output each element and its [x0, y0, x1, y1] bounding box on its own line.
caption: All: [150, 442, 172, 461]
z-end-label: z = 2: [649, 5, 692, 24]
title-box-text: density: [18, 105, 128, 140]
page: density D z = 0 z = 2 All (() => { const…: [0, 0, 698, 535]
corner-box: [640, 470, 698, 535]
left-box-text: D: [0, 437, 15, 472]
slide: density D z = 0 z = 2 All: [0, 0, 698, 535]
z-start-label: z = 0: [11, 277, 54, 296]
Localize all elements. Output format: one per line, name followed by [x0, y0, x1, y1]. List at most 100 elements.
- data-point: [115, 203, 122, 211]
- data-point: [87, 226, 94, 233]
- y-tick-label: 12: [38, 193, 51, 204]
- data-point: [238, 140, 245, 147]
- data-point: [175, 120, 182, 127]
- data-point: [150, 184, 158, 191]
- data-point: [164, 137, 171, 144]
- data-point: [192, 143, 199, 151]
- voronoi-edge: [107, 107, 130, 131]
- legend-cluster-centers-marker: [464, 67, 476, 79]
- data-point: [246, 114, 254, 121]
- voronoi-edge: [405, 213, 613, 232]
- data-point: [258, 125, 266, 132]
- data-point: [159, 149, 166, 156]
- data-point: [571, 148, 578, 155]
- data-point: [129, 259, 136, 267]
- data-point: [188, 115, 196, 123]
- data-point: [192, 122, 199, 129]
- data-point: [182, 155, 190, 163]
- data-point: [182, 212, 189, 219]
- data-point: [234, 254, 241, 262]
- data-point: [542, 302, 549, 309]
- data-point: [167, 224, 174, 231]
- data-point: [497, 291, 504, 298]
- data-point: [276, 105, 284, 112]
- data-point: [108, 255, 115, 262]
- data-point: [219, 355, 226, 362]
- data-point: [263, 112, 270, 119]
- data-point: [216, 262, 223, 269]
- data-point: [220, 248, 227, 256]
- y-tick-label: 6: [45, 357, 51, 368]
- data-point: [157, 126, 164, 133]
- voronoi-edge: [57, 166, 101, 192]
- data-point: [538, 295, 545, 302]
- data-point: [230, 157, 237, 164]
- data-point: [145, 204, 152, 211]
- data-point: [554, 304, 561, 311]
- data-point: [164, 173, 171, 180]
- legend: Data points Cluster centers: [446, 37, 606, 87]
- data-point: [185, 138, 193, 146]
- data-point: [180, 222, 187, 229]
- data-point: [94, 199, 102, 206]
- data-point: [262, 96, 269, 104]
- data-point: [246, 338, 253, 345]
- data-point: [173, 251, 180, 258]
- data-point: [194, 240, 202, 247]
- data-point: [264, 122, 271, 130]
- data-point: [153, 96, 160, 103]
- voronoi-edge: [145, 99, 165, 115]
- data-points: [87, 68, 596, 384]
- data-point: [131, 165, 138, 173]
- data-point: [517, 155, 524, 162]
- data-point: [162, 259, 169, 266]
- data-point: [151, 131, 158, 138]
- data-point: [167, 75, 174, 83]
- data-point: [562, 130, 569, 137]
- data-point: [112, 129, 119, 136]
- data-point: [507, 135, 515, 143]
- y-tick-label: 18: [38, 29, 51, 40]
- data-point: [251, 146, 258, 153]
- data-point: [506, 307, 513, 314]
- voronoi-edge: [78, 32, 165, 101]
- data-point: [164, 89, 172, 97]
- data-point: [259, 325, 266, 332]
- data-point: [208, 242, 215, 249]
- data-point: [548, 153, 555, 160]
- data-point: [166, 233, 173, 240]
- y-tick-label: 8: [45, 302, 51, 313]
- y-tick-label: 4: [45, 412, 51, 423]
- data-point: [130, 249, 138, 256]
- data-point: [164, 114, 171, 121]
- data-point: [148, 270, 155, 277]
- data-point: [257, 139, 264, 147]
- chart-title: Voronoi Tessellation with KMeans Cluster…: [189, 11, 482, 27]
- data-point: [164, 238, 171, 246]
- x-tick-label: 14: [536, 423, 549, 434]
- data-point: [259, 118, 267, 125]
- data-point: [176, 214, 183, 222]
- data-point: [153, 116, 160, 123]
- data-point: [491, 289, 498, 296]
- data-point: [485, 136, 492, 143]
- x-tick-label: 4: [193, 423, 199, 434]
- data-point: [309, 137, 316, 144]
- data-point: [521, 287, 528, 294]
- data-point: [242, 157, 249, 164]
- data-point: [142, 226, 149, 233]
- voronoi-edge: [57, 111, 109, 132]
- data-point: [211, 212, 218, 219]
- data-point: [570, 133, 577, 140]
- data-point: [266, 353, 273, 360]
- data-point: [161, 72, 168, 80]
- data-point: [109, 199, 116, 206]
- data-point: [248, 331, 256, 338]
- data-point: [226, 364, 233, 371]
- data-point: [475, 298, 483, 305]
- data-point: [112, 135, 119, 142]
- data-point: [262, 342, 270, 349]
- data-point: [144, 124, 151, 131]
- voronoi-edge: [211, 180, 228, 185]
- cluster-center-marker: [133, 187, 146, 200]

==========

Copy the entries above again, line for line and without any changes.

*RESPONSE TO THIS TASK:*
output each element and its [x0, y0, x1, y1] bounding box on its own line.
caption: All: [150, 442, 172, 461]
z-end-label: z = 2: [649, 5, 692, 24]
title-box-text: density: [18, 105, 128, 140]
page: density D z = 0 z = 2 All (() => { const…: [0, 0, 698, 535]
corner-box: [640, 470, 698, 535]
left-box-text: D: [0, 437, 15, 472]
slide: density D z = 0 z = 2 All: [0, 0, 698, 535]
z-start-label: z = 0: [11, 277, 54, 296]
Localize all elements. Output format: one per line, name followed by [x0, y0, x1, y1]. List at most 100 elements.
- data-point: [115, 203, 122, 211]
- data-point: [87, 226, 94, 233]
- y-tick-label: 12: [38, 193, 51, 204]
- data-point: [238, 140, 245, 147]
- data-point: [175, 120, 182, 127]
- data-point: [150, 184, 158, 191]
- data-point: [164, 137, 171, 144]
- data-point: [192, 143, 199, 151]
- voronoi-edge: [107, 107, 130, 131]
- legend-cluster-centers-marker: [464, 67, 476, 79]
- data-point: [246, 114, 254, 121]
- voronoi-edge: [405, 213, 613, 232]
- data-point: [258, 125, 266, 132]
- data-point: [159, 149, 166, 156]
- data-point: [571, 148, 578, 155]
- data-point: [129, 259, 136, 267]
- data-point: [188, 115, 196, 123]
- data-point: [192, 122, 199, 129]
- data-point: [182, 155, 190, 163]
- data-point: [182, 212, 189, 219]
- data-point: [234, 254, 241, 262]
- data-point: [542, 302, 549, 309]
- data-point: [167, 224, 174, 231]
- data-point: [497, 291, 504, 298]
- data-point: [276, 105, 284, 112]
- data-point: [108, 255, 115, 262]
- data-point: [219, 355, 226, 362]
- data-point: [263, 112, 270, 119]
- data-point: [216, 262, 223, 269]
- data-point: [220, 248, 227, 256]
- y-tick-label: 6: [45, 357, 51, 368]
- data-point: [157, 126, 164, 133]
- voronoi-edge: [57, 166, 101, 192]
- data-point: [538, 295, 545, 302]
- data-point: [230, 157, 237, 164]
- data-point: [145, 204, 152, 211]
- data-point: [554, 304, 561, 311]
- data-point: [164, 173, 171, 180]
- legend: Data points Cluster centers: [446, 37, 606, 87]
- data-point: [185, 138, 193, 146]
- data-point: [180, 222, 187, 229]
- data-point: [94, 199, 102, 206]
- data-point: [262, 96, 269, 104]
- data-point: [246, 338, 253, 345]
- data-point: [173, 251, 180, 258]
- data-point: [194, 240, 202, 247]
- data-point: [264, 122, 271, 130]
- data-point: [153, 96, 160, 103]
- voronoi-edge: [145, 99, 165, 115]
- data-points: [87, 68, 596, 384]
- data-point: [131, 165, 138, 173]
- data-point: [517, 155, 524, 162]
- data-point: [162, 259, 169, 266]
- data-point: [151, 131, 158, 138]
- data-point: [167, 75, 174, 83]
- data-point: [562, 130, 569, 137]
- data-point: [112, 129, 119, 136]
- data-point: [507, 135, 515, 143]
- y-tick-label: 18: [38, 29, 51, 40]
- data-point: [251, 146, 258, 153]
- data-point: [506, 307, 513, 314]
- voronoi-edge: [78, 32, 165, 101]
- data-point: [164, 89, 172, 97]
- data-point: [259, 325, 266, 332]
- data-point: [208, 242, 215, 249]
- data-point: [548, 153, 555, 160]
- data-point: [166, 233, 173, 240]
- y-tick-label: 8: [45, 302, 51, 313]
- y-tick-label: 4: [45, 412, 51, 423]
- data-point: [130, 249, 138, 256]
- data-point: [164, 114, 171, 121]
- data-point: [148, 270, 155, 277]
- data-point: [257, 139, 264, 147]
- chart-title: Voronoi Tessellation with KMeans Cluster…: [189, 11, 482, 27]
- data-point: [164, 238, 171, 246]
- x-tick-label: 14: [536, 423, 549, 434]
- data-point: [259, 118, 267, 125]
- data-point: [176, 214, 183, 222]
- data-point: [153, 116, 160, 123]
- data-point: [491, 289, 498, 296]
- data-point: [485, 136, 492, 143]
- x-tick-label: 4: [193, 423, 199, 434]
- data-point: [309, 137, 316, 144]
- data-point: [521, 287, 528, 294]
- data-point: [242, 157, 249, 164]
- data-point: [142, 226, 149, 233]
- voronoi-edge: [57, 111, 109, 132]
- data-point: [211, 212, 218, 219]
- data-point: [570, 133, 577, 140]
- data-point: [266, 353, 273, 360]
- data-point: [161, 72, 168, 80]
- data-point: [109, 199, 116, 206]
- data-point: [248, 331, 256, 338]
- data-point: [226, 364, 233, 371]
- data-point: [475, 298, 483, 305]
- data-point: [112, 135, 119, 142]
- data-point: [262, 342, 270, 349]
- data-point: [144, 124, 151, 131]
- voronoi-edge: [211, 180, 228, 185]
- cluster-center-marker: [133, 187, 146, 200]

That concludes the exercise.